** Start **

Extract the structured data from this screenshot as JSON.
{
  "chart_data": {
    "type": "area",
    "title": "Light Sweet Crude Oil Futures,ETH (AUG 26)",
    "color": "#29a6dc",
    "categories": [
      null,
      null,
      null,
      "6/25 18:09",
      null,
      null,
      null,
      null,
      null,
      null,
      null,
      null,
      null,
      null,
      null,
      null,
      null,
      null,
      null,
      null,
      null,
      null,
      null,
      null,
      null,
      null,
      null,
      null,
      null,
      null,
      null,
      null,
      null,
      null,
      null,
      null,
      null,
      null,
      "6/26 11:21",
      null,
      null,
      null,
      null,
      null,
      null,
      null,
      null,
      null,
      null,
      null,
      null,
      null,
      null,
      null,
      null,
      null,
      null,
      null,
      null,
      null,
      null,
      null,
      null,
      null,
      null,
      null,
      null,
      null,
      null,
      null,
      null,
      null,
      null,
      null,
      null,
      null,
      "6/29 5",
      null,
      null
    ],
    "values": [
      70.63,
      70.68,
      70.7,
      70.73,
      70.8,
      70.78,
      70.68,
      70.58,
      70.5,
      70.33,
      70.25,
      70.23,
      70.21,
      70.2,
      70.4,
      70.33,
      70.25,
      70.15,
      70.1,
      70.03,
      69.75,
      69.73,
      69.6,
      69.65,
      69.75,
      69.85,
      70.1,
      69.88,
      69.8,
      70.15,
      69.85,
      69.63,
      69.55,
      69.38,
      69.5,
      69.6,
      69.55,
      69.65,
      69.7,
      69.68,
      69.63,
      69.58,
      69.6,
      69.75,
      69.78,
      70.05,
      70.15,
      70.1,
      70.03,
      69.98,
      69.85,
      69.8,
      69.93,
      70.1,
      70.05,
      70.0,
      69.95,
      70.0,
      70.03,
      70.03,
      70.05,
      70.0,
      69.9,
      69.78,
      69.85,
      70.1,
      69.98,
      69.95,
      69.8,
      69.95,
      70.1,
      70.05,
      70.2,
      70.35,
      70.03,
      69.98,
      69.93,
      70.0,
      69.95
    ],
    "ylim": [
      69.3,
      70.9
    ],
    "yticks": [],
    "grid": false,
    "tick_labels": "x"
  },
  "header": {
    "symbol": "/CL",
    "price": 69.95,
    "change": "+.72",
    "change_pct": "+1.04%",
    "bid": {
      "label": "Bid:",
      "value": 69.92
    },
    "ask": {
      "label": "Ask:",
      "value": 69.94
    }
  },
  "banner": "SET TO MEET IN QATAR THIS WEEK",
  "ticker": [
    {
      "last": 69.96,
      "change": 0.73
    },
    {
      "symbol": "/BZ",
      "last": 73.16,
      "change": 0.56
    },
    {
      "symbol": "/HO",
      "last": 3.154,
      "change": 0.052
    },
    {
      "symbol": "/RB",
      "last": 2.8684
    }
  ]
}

** End **

Set down the listing above in full, please, exactly as it appears.

TASK ANSWER:
Extract the structured data from this screenshot as JSON.
{
  "chart_data": {
    "type": "area",
    "title": "Light Sweet Crude Oil Futures,ETH (AUG 26)",
    "color": "#29a6dc",
    "categories": [
      null,
      null,
      null,
      "6/25 18:09",
      null,
      null,
      null,
      null,
      null,
      null,
      null,
      null,
      null,
      null,
      null,
      null,
      null,
      null,
      null,
      null,
      null,
      null,
      null,
      null,
      null,
      null,
      null,
      null,
      null,
      null,
      null,
      null,
      null,
      null,
      null,
      null,
      null,
      null,
      "6/26 11:21",
      null,
      null,
      null,
      null,
      null,
      null,
      null,
      null,
      null,
      null,
      null,
      null,
      null,
      null,
      null,
      null,
      null,
      null,
      null,
      null,
      null,
      null,
      null,
      null,
      null,
      null,
      null,
      null,
      null,
      null,
      null,
      null,
      null,
      null,
      null,
      null,
      null,
      "6/29 5",
      null,
      null
    ],
    "values": [
      70.63,
      70.68,
      70.7,
      70.73,
      70.8,
      70.78,
      70.68,
      70.58,
      70.5,
      70.33,
      70.25,
      70.23,
      70.21,
      70.2,
      70.4,
      70.33,
      70.25,
      70.15,
      70.1,
      70.03,
      69.75,
      69.73,
      69.6,
      69.65,
      69.75,
      69.85,
      70.1,
      69.88,
      69.8,
      70.15,
      69.85,
      69.63,
      69.55,
      69.38,
      69.5,
      69.6,
      69.55,
      69.65,
      69.7,
      69.68,
      69.63,
      69.58,
      69.6,
      69.75,
      69.78,
      70.05,
      70.15,
      70.1,
      70.03,
      69.98,
      69.85,
      69.8,
      69.93,
      70.1,
      70.05,
      70.0,
      69.95,
      70.0,
      70.03,
      70.03,
      70.05,
      70.0,
      69.9,
      69.78,
      69.85,
      70.1,
      69.98,
      69.95,
      69.8,
      69.95,
      70.1,
      70.05,
      70.2,
      70.35,
      70.03,
      69.98,
      69.93,
      70.0,
      69.95
    ],
    "ylim": [
      69.3,
      70.9
    ],
    "yticks": [],
    "grid": false,
    "tick_labels": "x"
  },
  "header": {
    "symbol": "/CL",
    "price": 69.95,
    "change": "+.72",
    "change_pct": "+1.04%",
    "bid": {
      "label": "Bid:",
      "value": 69.92
    },
    "ask": {
      "label": "Ask:",
      "value": 69.94
    }
  },
  "banner": "SET TO MEET IN QATAR THIS WEEK",
  "ticker": [
    {
      "last": 69.96,
      "change": 0.73
    },
    {
      "symbol": "/BZ",
      "last": 73.16,
      "change": 0.56
    },
    {
      "symbol": "/HO",
      "last": 3.154,
      "change": 0.052
    },
    {
      "symbol": "/RB",
      "last": 2.8684
    }
  ]
}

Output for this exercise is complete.